**Given request:** Images appear in the records below; leave them out and repeat everything else exactly.

----

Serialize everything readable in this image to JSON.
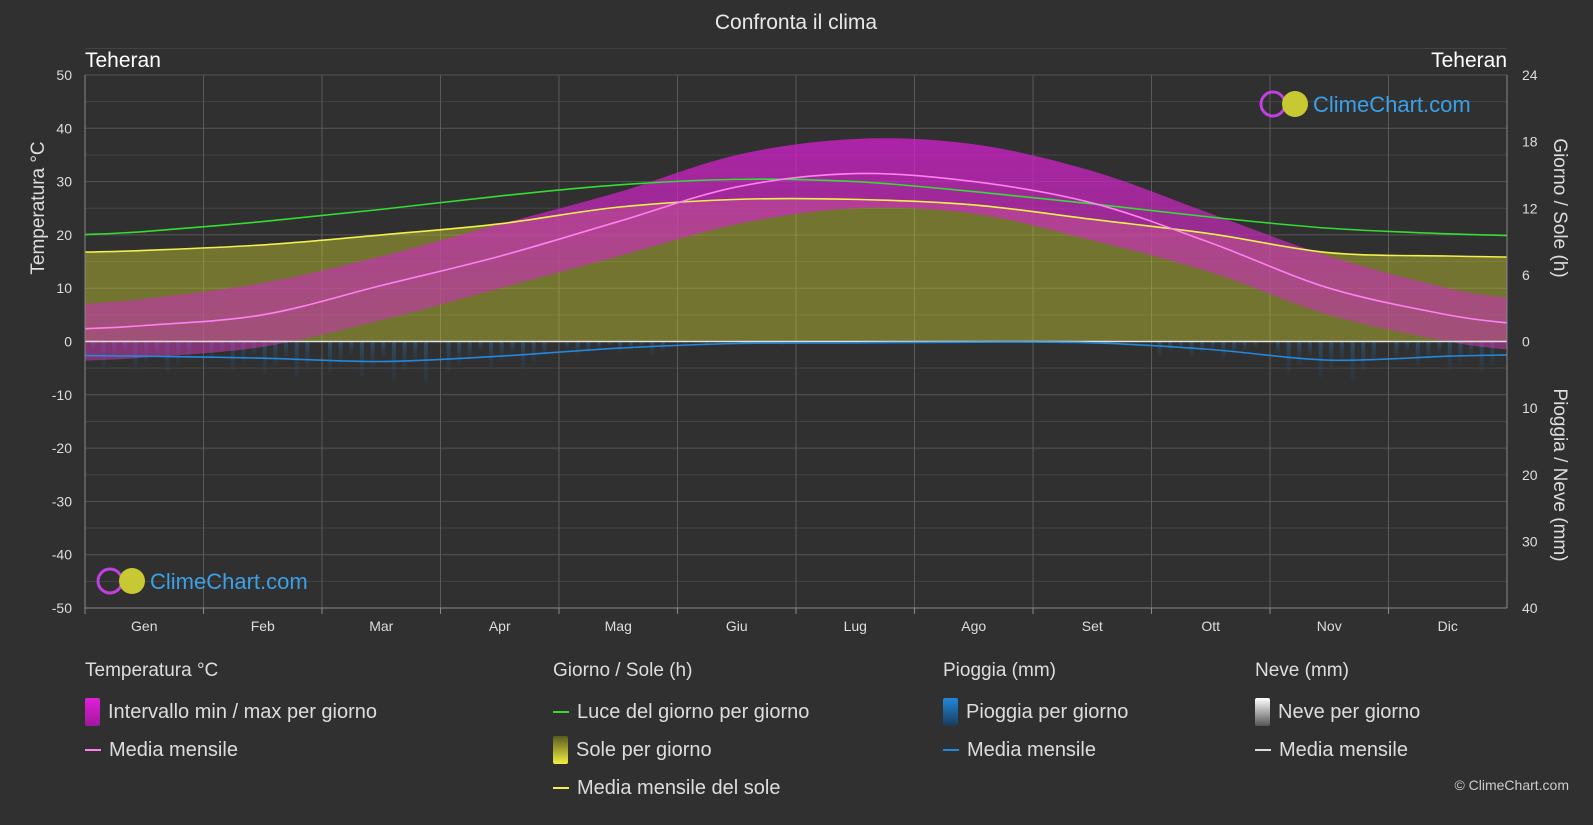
{
  "chart_data": {
    "type": "area",
    "title": "Confronta il clima",
    "left_city": "Teheran",
    "right_city": "Teheran",
    "months": [
      "Gen",
      "Feb",
      "Mar",
      "Apr",
      "Mag",
      "Giu",
      "Lug",
      "Ago",
      "Set",
      "Ott",
      "Nov",
      "Dic"
    ],
    "left_axis": {
      "label": "Temperatura °C",
      "range": [
        -50,
        50
      ],
      "ticks": [
        50,
        40,
        30,
        20,
        10,
        0,
        -10,
        -20,
        -30,
        -40,
        -50
      ]
    },
    "right_axis_top": {
      "label": "Giorno / Sole (h)",
      "range": [
        0,
        24
      ],
      "ticks": [
        24,
        18,
        12,
        6,
        0
      ]
    },
    "right_axis_bottom": {
      "label": "Pioggia / Neve (mm)",
      "range": [
        0,
        40
      ],
      "ticks": [
        10,
        20,
        30,
        40
      ]
    },
    "series": [
      {
        "key": "temp_max",
        "values": [
          8,
          11,
          16,
          22,
          28,
          35,
          38,
          37,
          32,
          24,
          16,
          10
        ]
      },
      {
        "key": "temp_min",
        "values": [
          -3,
          -1,
          4,
          10,
          16,
          22,
          25,
          24,
          19,
          13,
          5,
          0
        ]
      },
      {
        "key": "temp_mean",
        "values": [
          3,
          5,
          10.5,
          16,
          22.5,
          29,
          31.5,
          30,
          26,
          18.5,
          10,
          5
        ]
      },
      {
        "key": "daylight",
        "values": [
          9.9,
          10.8,
          11.9,
          13.1,
          14.1,
          14.6,
          14.4,
          13.5,
          12.4,
          11.2,
          10.2,
          9.7
        ]
      },
      {
        "key": "sunshine",
        "values": [
          8.2,
          8.7,
          9.6,
          10.6,
          12.1,
          12.8,
          12.8,
          12.3,
          11.0,
          9.7,
          8.0,
          7.7
        ]
      },
      {
        "key": "rain_mean",
        "values": [
          2.2,
          2.5,
          3.0,
          2.2,
          1.0,
          0.3,
          0.2,
          0.1,
          0.2,
          1.2,
          2.8,
          2.2
        ]
      }
    ]
  },
  "legend": {
    "temperature": {
      "title": "Temperatura °C",
      "range_label": "Intervallo min / max per giorno",
      "mean_label": "Media mensile"
    },
    "day_sun": {
      "title": "Giorno / Sole (h)",
      "daylight_label": "Luce del giorno per giorno",
      "sun_label": "Sole per giorno",
      "sun_mean_label": "Media mensile del sole"
    },
    "rain": {
      "title": "Pioggia (mm)",
      "rain_label": "Pioggia per giorno",
      "mean_label": "Media mensile"
    },
    "snow": {
      "title": "Neve (mm)",
      "snow_label": "Neve per giorno",
      "mean_label": "Media mensile"
    }
  },
  "watermark": "ClimeChart.com",
  "copyright": "© ClimeChart.com",
  "colors": {
    "background": "#303030",
    "temp_range": "#e020d8",
    "temp_mean": "#ff80f0",
    "daylight": "#33dd33",
    "sunshine": "#c8c832",
    "sun_mean": "#f0f050",
    "rain": "#2288dd",
    "snow": "#dddddd"
  }
}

----

**Result of this task:**
Serialize everything readable in this image to JSON.
{
  "chart_data": {
    "type": "area",
    "title": "Confronta il clima",
    "left_city": "Teheran",
    "right_city": "Teheran",
    "months": [
      "Gen",
      "Feb",
      "Mar",
      "Apr",
      "Mag",
      "Giu",
      "Lug",
      "Ago",
      "Set",
      "Ott",
      "Nov",
      "Dic"
    ],
    "left_axis": {
      "label": "Temperatura °C",
      "range": [
        -50,
        50
      ],
      "ticks": [
        50,
        40,
        30,
        20,
        10,
        0,
        -10,
        -20,
        -30,
        -40,
        -50
      ]
    },
    "right_axis_top": {
      "label": "Giorno / Sole (h)",
      "range": [
        0,
        24
      ],
      "ticks": [
        24,
        18,
        12,
        6,
        0
      ]
    },
    "right_axis_bottom": {
      "label": "Pioggia / Neve (mm)",
      "range": [
        0,
        40
      ],
      "ticks": [
        10,
        20,
        30,
        40
      ]
    },
    "series": [
      {
        "key": "temp_max",
        "values": [
          8,
          11,
          16,
          22,
          28,
          35,
          38,
          37,
          32,
          24,
          16,
          10
        ]
      },
      {
        "key": "temp_min",
        "values": [
          -3,
          -1,
          4,
          10,
          16,
          22,
          25,
          24,
          19,
          13,
          5,
          0
        ]
      },
      {
        "key": "temp_mean",
        "values": [
          3,
          5,
          10.5,
          16,
          22.5,
          29,
          31.5,
          30,
          26,
          18.5,
          10,
          5
        ]
      },
      {
        "key": "daylight",
        "values": [
          9.9,
          10.8,
          11.9,
          13.1,
          14.1,
          14.6,
          14.4,
          13.5,
          12.4,
          11.2,
          10.2,
          9.7
        ]
      },
      {
        "key": "sunshine",
        "values": [
          8.2,
          8.7,
          9.6,
          10.6,
          12.1,
          12.8,
          12.8,
          12.3,
          11.0,
          9.7,
          8.0,
          7.7
        ]
      },
      {
        "key": "rain_mean",
        "values": [
          2.2,
          2.5,
          3.0,
          2.2,
          1.0,
          0.3,
          0.2,
          0.1,
          0.2,
          1.2,
          2.8,
          2.2
        ]
      }
    ]
  },
  "legend": {
    "temperature": {
      "title": "Temperatura °C",
      "range_label": "Intervallo min / max per giorno",
      "mean_label": "Media mensile"
    },
    "day_sun": {
      "title": "Giorno / Sole (h)",
      "daylight_label": "Luce del giorno per giorno",
      "sun_label": "Sole per giorno",
      "sun_mean_label": "Media mensile del sole"
    },
    "rain": {
      "title": "Pioggia (mm)",
      "rain_label": "Pioggia per giorno",
      "mean_label": "Media mensile"
    },
    "snow": {
      "title": "Neve (mm)",
      "snow_label": "Neve per giorno",
      "mean_label": "Media mensile"
    }
  },
  "watermark": "ClimeChart.com",
  "copyright": "© ClimeChart.com",
  "colors": {
    "background": "#303030",
    "temp_range": "#e020d8",
    "temp_mean": "#ff80f0",
    "daylight": "#33dd33",
    "sunshine": "#c8c832",
    "sun_mean": "#f0f050",
    "rain": "#2288dd",
    "snow": "#dddddd"
  }
}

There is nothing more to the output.